> **Excerpt**:
A Buddhist Reads the Bible: Gospel of Mark from the New Revised Standard Version. Oxford University Press.
There are any number of things toward the end of the Gospel that I don’t understand, and I won’t pretend I do, or try to figure out an explanation that makes sense, as I’ve heard so many preachers do. Some things aren’t comprehensible, and that’s part of the Gospel’s charm. One day when Jesus was hungry he went to a fig tree in leaf and didn’t find any figs, so he said, “May no one ever eat fruit from you again.” Sure enough, before long, the tree had withered. The disciples saw it.
The Son of God used his supernatural powers to zap a fig tree?
Jesus tells his disciples that if their faith is great enough, they could tell a mountain to get taken up and thrown into the sea, and it will happen. “Whatever you ask for in prayer, believe that you have received it, and it will be yours.”
The phrasing of that translation is a little odd, but that is the teaching that convinced me when I was younger that my faith wasn’t worth beans. I didn’t want to move a mountain. I just wanted a girlfriend. A spot on the football team. Was that too much to ask? I won’t point out that Jesus is about to not get something he’ll ask for in prayer. I will just say I’m puzzled by that statement. (When I lived in Winston-Salem, North Carolina, there was a young woman who had been born with only one arm who went to an evangelical church there. The people in the church told her that if she prayed hard enough, she’d grow a new arm.)
The subject of prayer comes up because we’re about to see the most intense example of it in the whole Gospel, but first we must read Chapter 13, which is loaded with apocalyptic imagery (it was actually one off the most familiar chapters when I read it, I’ve heard people quote it so much). I pretty much don’t understand a word of it. My wife cautioned me on a walk last week that I shouldn’t presume to speak on any of these things, because they come out of a long history of prophecy that I don’t really know, and I’m sure that’s right. I would like to speak about just one sentence (probably the most controversial one, alas). “Truly I tell you, this generation will not pass away until all these things have taken place.”
I’d like to bring up the possibility that Jesus—though he was the Son of God (whatever that means; I’m sorry, I just don’t understand), though he obviously did know a whole tradition of prophecy about the end times, though he correctly predicted his own approaching end (unless the Gospel writer just put that in there, to go along with the facts)—might have been wrong about some things. That wouldn’t, for me, diminish his teaching in the least. He knew many things, but didn’t know everything.
I say that because, in the Buddhist tradition, there’s no assumption that enlightened beings know everything. They might even have moral failings that would seem impossible in an enlightened being, and engage in behavior that is puzzling if not incomprehensible (like zapping a fig tree). They’re great, they’re one with everything (is that what it means to be the Son of God?) but they’re not perfect. To be human is to be imperfect.

> **Information supplied**:
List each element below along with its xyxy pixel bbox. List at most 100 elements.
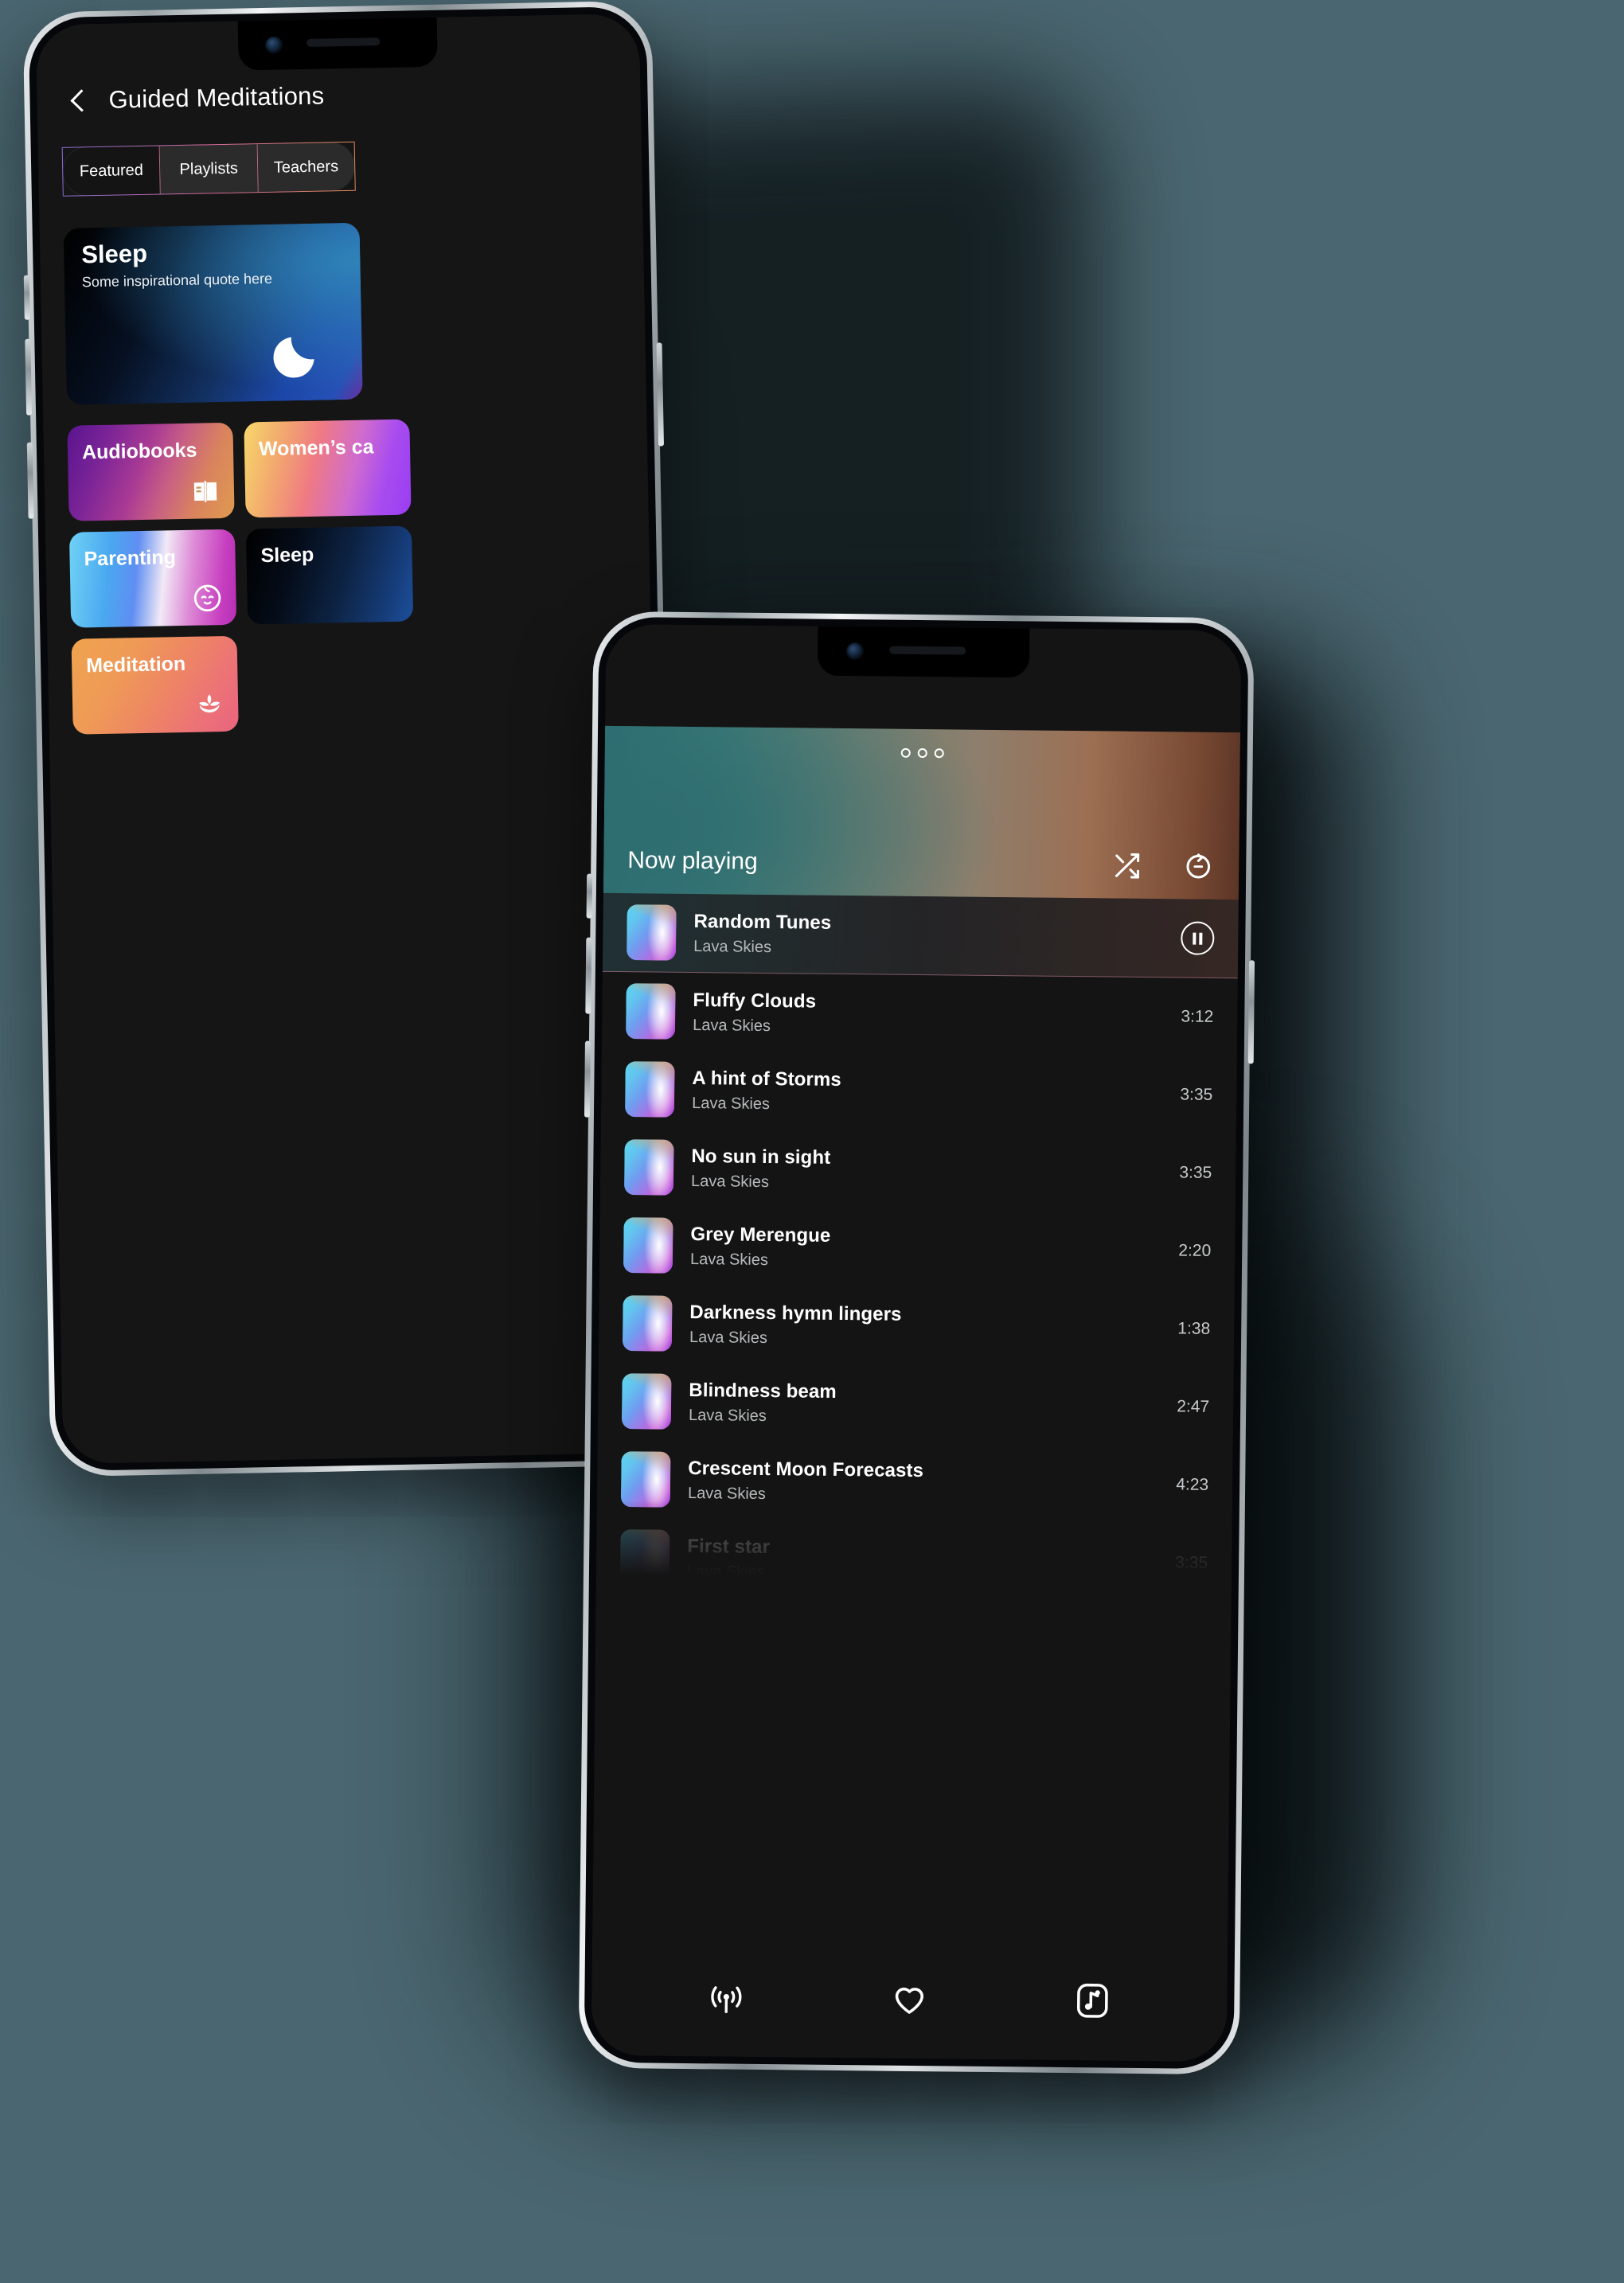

> **Set tasks**:
1. Reproduce word for word the part of the essay on the Gospel of Mark that opens with the words containing "I say that because, in" and closes with "to be imperfect.".
2. Answer from the essay on the Gospel of Mark:
(a) What did Jesus say to the fig tree in leaf when he found no figs on it?
(b) In what city did the writer live when a young woman born with only one arm attended an evangelical church there?
(c) Which chapter does the essay describe as loaded with apocalyptic imagery?

> **Responses by task**:
1.
I say that because, in the Buddhist tradition, there’s no assumption that enlightened beings know everything. They might even have moral failings that would seem impossible in an enlightened being, and engage in behavior that is puzzling if not incomprehensible (like zapping a fig tree). They’re great, they’re one with everything (is that what it means to be the Son of God?) but they’re not perfect. To be human is to be imperfect.

2.
(a) "May no one ever eat fruit from you again."
(b) Winston-Salem, North Carolina.
(c) Chapter 13.